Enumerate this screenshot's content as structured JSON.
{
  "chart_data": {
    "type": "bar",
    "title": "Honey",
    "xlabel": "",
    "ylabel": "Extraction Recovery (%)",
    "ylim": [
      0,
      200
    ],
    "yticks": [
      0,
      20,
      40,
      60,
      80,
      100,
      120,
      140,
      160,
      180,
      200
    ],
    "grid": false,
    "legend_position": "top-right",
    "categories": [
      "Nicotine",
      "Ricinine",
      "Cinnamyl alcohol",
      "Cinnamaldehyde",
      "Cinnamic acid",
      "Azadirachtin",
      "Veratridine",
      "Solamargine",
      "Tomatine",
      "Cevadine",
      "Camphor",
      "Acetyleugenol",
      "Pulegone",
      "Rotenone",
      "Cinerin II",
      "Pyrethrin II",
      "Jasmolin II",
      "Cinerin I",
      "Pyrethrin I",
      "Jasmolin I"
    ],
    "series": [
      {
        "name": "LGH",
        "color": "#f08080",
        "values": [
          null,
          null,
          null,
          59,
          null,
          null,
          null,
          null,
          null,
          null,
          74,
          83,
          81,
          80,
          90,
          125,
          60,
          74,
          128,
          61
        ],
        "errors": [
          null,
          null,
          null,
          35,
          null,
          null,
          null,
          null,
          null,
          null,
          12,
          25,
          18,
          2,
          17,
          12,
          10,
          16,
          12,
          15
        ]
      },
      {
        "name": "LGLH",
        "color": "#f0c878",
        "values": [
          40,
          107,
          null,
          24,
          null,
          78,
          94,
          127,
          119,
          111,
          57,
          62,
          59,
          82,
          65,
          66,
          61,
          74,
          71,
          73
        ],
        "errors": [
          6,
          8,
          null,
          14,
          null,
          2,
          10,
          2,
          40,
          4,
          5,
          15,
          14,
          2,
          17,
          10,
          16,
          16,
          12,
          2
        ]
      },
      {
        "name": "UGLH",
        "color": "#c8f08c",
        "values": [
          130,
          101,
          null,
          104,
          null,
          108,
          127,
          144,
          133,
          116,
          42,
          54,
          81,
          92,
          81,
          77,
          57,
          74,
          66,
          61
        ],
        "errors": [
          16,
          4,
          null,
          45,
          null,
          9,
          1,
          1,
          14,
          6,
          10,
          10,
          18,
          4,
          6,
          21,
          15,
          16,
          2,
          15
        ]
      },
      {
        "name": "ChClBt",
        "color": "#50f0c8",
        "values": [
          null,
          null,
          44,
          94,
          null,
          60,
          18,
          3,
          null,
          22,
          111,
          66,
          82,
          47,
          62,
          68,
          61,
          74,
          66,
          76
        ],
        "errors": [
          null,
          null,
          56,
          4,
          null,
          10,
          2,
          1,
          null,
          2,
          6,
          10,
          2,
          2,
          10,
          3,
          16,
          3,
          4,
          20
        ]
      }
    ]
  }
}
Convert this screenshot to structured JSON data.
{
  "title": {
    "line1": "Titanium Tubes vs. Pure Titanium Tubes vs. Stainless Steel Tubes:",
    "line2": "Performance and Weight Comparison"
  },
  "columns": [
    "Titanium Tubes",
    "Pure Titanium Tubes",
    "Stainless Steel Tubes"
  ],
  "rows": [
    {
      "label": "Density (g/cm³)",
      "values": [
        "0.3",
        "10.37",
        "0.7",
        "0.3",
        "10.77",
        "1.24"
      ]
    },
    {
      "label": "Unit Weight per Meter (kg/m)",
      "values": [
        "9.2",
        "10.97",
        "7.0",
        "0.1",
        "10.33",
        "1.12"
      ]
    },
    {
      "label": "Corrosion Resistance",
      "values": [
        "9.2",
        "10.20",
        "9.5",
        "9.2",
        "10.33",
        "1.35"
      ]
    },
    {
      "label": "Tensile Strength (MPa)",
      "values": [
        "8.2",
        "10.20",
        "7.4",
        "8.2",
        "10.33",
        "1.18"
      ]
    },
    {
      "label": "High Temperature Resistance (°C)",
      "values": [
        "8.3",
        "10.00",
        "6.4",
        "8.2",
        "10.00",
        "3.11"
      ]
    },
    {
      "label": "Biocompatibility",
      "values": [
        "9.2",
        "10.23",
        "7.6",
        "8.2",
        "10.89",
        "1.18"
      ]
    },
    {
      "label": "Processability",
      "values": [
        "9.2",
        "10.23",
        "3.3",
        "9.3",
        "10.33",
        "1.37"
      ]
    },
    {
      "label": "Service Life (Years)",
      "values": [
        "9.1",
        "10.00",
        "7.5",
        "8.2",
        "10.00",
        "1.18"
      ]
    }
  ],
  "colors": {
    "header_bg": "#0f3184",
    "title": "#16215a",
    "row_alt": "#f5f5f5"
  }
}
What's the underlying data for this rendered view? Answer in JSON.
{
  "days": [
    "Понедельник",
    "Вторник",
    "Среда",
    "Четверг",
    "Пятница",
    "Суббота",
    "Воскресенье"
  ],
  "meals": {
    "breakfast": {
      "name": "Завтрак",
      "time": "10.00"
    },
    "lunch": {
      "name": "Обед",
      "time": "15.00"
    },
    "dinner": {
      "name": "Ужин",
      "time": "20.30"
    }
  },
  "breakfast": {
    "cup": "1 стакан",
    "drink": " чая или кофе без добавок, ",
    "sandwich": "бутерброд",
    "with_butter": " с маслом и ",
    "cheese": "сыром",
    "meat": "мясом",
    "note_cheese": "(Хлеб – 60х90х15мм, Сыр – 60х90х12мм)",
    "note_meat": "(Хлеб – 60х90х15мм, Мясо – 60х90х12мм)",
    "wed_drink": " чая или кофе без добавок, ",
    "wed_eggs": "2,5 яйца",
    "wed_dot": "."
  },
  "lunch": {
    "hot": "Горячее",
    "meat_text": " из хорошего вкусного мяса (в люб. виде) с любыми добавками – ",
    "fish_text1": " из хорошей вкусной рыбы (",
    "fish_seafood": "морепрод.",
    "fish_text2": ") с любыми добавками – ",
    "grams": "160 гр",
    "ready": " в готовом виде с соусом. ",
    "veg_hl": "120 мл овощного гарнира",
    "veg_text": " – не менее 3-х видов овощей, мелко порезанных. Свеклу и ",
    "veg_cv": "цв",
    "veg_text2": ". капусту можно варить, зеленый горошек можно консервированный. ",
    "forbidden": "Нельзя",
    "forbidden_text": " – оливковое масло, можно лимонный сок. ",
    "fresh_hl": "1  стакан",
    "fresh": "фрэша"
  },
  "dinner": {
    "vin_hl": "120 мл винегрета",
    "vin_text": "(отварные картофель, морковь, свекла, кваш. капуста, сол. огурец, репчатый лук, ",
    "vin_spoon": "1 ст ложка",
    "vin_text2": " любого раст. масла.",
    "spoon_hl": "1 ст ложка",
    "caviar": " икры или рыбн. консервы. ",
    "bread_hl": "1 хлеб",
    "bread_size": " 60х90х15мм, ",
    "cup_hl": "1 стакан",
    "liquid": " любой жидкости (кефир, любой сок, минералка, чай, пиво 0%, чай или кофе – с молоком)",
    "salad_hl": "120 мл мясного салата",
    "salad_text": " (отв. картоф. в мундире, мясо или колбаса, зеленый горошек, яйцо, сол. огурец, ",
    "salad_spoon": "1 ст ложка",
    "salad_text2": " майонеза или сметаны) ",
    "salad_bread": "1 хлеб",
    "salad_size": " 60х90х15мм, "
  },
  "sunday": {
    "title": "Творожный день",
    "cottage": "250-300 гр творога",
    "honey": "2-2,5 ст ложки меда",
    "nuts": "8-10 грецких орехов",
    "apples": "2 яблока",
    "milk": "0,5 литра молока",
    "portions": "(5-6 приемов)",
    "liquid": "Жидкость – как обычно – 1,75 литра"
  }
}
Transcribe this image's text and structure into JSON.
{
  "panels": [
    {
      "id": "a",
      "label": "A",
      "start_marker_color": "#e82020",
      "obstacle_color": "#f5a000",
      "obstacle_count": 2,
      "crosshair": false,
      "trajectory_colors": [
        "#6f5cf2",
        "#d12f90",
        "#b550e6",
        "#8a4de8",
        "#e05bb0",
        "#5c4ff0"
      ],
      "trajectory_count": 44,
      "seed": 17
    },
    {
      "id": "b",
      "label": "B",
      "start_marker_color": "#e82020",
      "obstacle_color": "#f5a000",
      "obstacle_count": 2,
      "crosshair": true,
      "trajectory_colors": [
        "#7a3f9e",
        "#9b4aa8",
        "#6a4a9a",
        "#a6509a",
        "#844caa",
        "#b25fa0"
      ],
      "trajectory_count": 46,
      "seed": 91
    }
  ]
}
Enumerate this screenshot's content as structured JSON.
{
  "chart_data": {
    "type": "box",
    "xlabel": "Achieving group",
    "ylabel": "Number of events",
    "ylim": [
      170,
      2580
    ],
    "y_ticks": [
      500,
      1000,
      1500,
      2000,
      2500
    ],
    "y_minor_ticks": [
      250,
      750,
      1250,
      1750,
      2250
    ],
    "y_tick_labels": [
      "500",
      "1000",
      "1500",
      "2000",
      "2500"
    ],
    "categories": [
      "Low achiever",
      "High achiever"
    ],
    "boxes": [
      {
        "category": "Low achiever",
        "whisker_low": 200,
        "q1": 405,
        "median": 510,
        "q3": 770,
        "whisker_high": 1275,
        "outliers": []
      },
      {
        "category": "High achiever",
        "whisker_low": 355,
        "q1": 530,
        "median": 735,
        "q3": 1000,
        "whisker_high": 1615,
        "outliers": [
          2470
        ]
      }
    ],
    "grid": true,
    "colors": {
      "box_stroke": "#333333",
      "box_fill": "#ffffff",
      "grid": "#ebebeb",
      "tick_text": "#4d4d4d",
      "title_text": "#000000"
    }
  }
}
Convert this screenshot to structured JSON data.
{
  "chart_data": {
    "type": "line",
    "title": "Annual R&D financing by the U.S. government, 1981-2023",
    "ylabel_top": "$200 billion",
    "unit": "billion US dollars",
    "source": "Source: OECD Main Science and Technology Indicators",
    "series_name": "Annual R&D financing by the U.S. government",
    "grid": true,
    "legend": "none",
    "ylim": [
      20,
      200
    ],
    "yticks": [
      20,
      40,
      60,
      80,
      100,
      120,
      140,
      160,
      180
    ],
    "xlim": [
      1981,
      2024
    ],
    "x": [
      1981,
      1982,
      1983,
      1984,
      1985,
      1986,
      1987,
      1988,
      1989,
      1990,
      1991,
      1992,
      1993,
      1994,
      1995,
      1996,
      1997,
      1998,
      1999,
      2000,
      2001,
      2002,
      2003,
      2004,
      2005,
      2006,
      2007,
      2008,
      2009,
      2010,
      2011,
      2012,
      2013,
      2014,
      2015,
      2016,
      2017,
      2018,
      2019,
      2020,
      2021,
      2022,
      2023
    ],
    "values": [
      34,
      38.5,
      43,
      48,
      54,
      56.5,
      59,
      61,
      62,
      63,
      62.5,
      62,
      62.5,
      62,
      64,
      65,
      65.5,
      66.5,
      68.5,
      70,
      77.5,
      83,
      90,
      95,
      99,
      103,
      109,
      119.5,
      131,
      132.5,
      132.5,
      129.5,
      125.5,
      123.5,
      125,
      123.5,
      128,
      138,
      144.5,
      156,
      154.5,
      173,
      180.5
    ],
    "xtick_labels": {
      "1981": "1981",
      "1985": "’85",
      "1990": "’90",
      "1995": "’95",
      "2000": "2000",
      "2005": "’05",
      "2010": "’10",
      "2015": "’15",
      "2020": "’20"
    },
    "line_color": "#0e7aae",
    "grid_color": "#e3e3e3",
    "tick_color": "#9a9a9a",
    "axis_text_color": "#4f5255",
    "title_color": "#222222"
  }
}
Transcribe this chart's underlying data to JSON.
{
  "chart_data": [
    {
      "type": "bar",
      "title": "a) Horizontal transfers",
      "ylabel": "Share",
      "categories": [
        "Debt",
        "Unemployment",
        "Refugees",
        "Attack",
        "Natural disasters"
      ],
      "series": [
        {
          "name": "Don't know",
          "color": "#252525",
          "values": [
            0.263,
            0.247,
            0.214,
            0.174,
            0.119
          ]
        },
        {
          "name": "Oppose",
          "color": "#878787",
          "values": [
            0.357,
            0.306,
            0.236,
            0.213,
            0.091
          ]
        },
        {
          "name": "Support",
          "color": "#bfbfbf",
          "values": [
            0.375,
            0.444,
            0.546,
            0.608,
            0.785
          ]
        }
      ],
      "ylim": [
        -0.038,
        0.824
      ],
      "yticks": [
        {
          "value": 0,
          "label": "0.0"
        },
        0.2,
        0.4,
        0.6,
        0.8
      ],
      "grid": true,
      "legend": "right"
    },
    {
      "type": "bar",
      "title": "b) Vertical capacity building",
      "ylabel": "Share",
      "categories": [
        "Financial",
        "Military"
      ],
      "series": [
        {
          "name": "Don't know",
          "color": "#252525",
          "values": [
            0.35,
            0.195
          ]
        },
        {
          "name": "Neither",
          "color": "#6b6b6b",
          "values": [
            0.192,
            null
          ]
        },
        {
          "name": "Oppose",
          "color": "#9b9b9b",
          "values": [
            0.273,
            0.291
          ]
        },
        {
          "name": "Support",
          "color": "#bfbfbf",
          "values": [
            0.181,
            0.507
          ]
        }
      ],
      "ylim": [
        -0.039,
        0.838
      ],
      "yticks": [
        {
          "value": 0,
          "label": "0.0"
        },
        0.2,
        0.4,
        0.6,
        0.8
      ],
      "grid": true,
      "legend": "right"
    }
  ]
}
——————————
TO BE DONE:
Pull out and copy each line containing the string "горошек".

FULL OUTPUT:
    "veg_text2": ". капусту можно варить, зеленый горошек можно консервированный. ",
    "salad_text": " (отв. картоф. в мундире, мясо или колбаса, зеленый горошек, яйцо, сол. огурец, ",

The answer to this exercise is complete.